>> begin GIVEN DATA

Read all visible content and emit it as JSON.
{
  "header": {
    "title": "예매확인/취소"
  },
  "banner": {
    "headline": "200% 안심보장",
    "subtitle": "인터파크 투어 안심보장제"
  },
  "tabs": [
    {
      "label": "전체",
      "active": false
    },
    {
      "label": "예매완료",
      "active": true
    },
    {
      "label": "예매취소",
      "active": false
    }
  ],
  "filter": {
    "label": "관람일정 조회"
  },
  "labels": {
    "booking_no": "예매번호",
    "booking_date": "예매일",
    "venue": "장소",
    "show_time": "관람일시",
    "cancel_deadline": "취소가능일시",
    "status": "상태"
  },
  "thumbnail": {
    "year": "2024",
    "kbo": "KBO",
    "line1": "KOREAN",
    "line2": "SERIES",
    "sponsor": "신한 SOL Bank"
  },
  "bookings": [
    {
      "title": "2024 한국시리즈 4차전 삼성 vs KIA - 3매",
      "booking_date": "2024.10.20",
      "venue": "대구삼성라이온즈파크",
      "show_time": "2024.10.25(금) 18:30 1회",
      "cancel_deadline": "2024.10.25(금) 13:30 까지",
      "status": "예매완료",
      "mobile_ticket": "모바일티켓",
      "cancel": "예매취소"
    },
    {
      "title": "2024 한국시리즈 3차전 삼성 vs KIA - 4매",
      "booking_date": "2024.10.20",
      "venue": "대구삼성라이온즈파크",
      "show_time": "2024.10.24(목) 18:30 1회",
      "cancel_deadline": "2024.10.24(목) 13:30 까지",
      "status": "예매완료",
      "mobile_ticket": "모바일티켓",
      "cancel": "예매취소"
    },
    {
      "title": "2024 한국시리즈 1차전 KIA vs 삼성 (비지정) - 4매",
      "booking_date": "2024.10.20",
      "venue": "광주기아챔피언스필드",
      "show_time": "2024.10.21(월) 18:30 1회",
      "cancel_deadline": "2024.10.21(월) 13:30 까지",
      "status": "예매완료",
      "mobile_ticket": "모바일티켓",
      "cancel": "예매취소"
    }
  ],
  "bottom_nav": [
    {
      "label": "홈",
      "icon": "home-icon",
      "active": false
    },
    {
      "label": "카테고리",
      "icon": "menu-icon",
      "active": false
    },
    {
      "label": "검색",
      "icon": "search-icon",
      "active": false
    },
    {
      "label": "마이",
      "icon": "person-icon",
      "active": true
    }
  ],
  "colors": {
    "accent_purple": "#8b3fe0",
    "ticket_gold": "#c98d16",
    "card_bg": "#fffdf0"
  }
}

>> end GIVEN DATA

REQUIRED TASK:
Transcribe the data. Leave every line exactly as it is.

RESPONSE TO THE EXERCISE:
Read all visible content and emit it as JSON.
{
  "header": {
    "title": "예매확인/취소"
  },
  "banner": {
    "headline": "200% 안심보장",
    "subtitle": "인터파크 투어 안심보장제"
  },
  "tabs": [
    {
      "label": "전체",
      "active": false
    },
    {
      "label": "예매완료",
      "active": true
    },
    {
      "label": "예매취소",
      "active": false
    }
  ],
  "filter": {
    "label": "관람일정 조회"
  },
  "labels": {
    "booking_no": "예매번호",
    "booking_date": "예매일",
    "venue": "장소",
    "show_time": "관람일시",
    "cancel_deadline": "취소가능일시",
    "status": "상태"
  },
  "thumbnail": {
    "year": "2024",
    "kbo": "KBO",
    "line1": "KOREAN",
    "line2": "SERIES",
    "sponsor": "신한 SOL Bank"
  },
  "bookings": [
    {
      "title": "2024 한국시리즈 4차전 삼성 vs KIA - 3매",
      "booking_date": "2024.10.20",
      "venue": "대구삼성라이온즈파크",
      "show_time": "2024.10.25(금) 18:30 1회",
      "cancel_deadline": "2024.10.25(금) 13:30 까지",
      "status": "예매완료",
      "mobile_ticket": "모바일티켓",
      "cancel": "예매취소"
    },
    {
      "title": "2024 한국시리즈 3차전 삼성 vs KIA - 4매",
      "booking_date": "2024.10.20",
      "venue": "대구삼성라이온즈파크",
      "show_time": "2024.10.24(목) 18:30 1회",
      "cancel_deadline": "2024.10.24(목) 13:30 까지",
      "status": "예매완료",
      "mobile_ticket": "모바일티켓",
      "cancel": "예매취소"
    },
    {
      "title": "2024 한국시리즈 1차전 KIA vs 삼성 (비지정) - 4매",
      "booking_date": "2024.10.20",
      "venue": "광주기아챔피언스필드",
      "show_time": "2024.10.21(월) 18:30 1회",
      "cancel_deadline": "2024.10.21(월) 13:30 까지",
      "status": "예매완료",
      "mobile_ticket": "모바일티켓",
      "cancel": "예매취소"
    }
  ],
  "bottom_nav": [
    {
      "label": "홈",
      "icon": "home-icon",
      "active": false
    },
    {
      "label": "카테고리",
      "icon": "menu-icon",
      "active": false
    },
    {
      "label": "검색",
      "icon": "search-icon",
      "active": false
    },
    {
      "label": "마이",
      "icon": "person-icon",
      "active": true
    }
  ],
  "colors": {
    "accent_purple": "#8b3fe0",
    "ticket_gold": "#c98d16",
    "card_bg": "#fffdf0"
  }
}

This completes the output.